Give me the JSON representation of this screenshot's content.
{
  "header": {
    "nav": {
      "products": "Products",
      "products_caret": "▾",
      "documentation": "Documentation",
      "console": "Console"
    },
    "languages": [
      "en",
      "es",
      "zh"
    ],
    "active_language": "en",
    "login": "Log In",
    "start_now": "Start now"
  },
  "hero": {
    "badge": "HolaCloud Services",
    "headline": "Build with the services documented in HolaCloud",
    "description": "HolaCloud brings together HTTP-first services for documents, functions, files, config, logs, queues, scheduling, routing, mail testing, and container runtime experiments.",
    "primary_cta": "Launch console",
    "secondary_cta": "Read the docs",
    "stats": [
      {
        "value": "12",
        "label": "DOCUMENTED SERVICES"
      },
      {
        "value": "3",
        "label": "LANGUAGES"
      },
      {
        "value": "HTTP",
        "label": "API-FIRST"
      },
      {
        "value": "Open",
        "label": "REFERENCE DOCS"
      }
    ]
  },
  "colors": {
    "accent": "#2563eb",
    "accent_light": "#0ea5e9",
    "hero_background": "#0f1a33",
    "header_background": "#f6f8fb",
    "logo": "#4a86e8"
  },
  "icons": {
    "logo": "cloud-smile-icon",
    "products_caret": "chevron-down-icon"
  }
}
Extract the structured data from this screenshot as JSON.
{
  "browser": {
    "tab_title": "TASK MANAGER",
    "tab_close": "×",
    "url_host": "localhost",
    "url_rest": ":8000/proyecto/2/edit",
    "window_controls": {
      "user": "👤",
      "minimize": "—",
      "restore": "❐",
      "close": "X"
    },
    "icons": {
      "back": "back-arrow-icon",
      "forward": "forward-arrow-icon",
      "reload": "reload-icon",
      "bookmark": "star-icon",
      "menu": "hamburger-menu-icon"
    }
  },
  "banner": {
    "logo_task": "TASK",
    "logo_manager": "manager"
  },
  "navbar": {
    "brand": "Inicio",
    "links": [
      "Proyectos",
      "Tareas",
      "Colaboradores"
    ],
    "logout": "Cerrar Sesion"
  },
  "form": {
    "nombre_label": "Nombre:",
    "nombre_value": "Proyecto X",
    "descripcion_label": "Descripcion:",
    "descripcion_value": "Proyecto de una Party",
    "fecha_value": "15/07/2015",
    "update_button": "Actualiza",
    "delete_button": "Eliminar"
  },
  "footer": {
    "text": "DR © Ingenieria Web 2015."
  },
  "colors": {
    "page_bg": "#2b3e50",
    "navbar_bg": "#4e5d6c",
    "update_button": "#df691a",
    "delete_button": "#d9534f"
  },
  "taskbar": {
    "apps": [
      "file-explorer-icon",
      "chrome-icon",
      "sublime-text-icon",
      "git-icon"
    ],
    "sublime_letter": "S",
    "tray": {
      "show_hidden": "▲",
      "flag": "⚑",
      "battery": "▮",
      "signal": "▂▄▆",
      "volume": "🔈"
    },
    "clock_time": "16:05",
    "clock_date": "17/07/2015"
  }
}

══════════

**WHAT NEEDS TO BE DONE:**
Find the line containing "Extract the structured". Reproduce it exactly, along with every line after it through the last.

**EXERCISE RESULT:**
Extract the structured data from this screenshot as JSON.
{
  "browser": {
    "tab_title": "TASK MANAGER",
    "tab_close": "×",
    "url_host": "localhost",
    "url_rest": ":8000/proyecto/2/edit",
    "window_controls": {
      "user": "👤",
      "minimize": "—",
      "restore": "❐",
      "close": "X"
    },
    "icons": {
      "back": "back-arrow-icon",
      "forward": "forward-arrow-icon",
      "reload": "reload-icon",
      "bookmark": "star-icon",
      "menu": "hamburger-menu-icon"
    }
  },
  "banner": {
    "logo_task": "TASK",
    "logo_manager": "manager"
  },
  "navbar": {
    "brand": "Inicio",
    "links": [
      "Proyectos",
      "Tareas",
      "Colaboradores"
    ],
    "logout": "Cerrar Sesion"
  },
  "form": {
    "nombre_label": "Nombre:",
    "nombre_value": "Proyecto X",
    "descripcion_label": "Descripcion:",
    "descripcion_value": "Proyecto de una Party",
    "fecha_value": "15/07/2015",
    "update_button": "Actualiza",
    "delete_button": "Eliminar"
  },
  "footer": {
    "text": "DR © Ingenieria Web 2015."
  },
  "colors": {
    "page_bg": "#2b3e50",
    "navbar_bg": "#4e5d6c",
    "update_button": "#df691a",
    "delete_button": "#d9534f"
  },
  "taskbar": {
    "apps": [
      "file-explorer-icon",
      "chrome-icon",
      "sublime-text-icon",
      "git-icon"
    ],
    "sublime_letter": "S",
    "tray": {
      "show_hidden": "▲",
      "flag": "⚑",
      "battery": "▮",
      "signal": "▂▄▆",
      "volume": "🔈"
    },
    "clock_time": "16:05",
    "clock_date": "17/07/2015"
  }
}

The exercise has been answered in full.